>> BEGIN DATA
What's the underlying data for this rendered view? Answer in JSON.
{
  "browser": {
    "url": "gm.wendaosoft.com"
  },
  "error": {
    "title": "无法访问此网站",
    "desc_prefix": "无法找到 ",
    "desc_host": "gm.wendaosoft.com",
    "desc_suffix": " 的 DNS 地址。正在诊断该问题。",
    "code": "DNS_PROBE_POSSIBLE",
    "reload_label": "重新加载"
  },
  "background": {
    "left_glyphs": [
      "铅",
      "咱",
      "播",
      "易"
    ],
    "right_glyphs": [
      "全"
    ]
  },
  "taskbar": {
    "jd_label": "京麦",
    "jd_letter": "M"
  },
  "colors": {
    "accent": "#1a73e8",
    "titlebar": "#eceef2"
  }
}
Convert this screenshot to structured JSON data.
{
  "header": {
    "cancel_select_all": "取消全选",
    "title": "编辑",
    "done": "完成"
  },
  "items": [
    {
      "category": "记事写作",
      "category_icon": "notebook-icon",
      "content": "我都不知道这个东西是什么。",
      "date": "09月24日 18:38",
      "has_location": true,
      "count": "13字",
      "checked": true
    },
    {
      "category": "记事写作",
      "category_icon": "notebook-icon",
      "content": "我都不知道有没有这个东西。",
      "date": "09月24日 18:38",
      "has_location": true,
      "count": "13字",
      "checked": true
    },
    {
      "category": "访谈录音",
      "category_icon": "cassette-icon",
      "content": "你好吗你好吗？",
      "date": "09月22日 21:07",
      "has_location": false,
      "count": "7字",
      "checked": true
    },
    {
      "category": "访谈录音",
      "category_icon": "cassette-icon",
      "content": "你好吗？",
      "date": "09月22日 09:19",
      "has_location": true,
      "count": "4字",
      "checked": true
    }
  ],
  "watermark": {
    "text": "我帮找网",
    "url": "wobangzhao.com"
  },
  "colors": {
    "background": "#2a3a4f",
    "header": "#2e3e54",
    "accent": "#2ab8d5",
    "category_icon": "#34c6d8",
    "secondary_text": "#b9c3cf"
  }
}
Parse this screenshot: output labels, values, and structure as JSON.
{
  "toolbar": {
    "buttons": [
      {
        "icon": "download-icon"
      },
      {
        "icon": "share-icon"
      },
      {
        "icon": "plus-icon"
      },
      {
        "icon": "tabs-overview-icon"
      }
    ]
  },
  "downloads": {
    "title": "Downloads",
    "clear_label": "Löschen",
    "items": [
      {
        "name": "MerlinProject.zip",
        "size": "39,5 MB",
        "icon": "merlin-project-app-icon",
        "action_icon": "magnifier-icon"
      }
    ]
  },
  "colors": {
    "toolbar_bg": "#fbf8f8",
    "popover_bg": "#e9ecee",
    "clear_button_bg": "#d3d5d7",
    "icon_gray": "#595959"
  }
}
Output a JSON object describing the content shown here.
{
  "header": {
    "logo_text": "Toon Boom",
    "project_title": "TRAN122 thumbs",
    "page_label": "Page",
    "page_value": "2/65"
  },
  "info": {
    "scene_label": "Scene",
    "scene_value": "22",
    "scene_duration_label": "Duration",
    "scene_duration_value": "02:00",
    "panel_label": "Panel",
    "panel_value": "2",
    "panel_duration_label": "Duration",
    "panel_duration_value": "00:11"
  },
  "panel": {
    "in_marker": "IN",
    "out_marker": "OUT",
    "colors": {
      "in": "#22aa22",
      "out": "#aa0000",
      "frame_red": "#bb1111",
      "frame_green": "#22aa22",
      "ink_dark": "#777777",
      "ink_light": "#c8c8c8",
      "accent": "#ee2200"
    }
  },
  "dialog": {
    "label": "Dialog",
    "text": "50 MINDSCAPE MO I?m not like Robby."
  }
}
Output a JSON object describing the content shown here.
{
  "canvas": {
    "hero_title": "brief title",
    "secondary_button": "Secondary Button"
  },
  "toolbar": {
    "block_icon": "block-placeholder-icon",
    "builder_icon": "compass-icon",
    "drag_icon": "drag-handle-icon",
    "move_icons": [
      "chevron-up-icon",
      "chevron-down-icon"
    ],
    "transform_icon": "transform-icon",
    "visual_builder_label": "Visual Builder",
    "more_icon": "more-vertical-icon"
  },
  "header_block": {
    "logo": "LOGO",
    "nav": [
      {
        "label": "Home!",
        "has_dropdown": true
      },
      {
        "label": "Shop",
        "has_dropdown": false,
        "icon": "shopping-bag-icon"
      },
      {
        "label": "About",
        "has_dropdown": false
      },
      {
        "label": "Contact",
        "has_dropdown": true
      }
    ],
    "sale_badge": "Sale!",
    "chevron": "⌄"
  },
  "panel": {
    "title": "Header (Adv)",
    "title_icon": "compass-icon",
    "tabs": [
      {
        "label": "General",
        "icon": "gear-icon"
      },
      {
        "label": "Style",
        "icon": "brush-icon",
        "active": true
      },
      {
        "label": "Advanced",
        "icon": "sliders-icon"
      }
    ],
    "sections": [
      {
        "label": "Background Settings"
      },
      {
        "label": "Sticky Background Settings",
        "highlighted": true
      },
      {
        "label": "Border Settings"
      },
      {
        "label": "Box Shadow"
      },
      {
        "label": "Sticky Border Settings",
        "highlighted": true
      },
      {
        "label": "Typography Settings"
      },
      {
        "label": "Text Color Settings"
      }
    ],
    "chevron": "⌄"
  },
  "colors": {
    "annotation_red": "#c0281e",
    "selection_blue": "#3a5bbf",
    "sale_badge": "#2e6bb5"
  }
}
>> END DATA
• [JOB] Copy every line of the material in which the word "JSON" occurs.

• [WRITTEN RESPONSE]
What's the underlying data for this rendered view? Answer in JSON.
Convert this screenshot to structured JSON data.
Parse this screenshot: output labels, values, and structure as JSON.
Output a JSON object describing the content shown here.
Output a JSON object describing the content shown here.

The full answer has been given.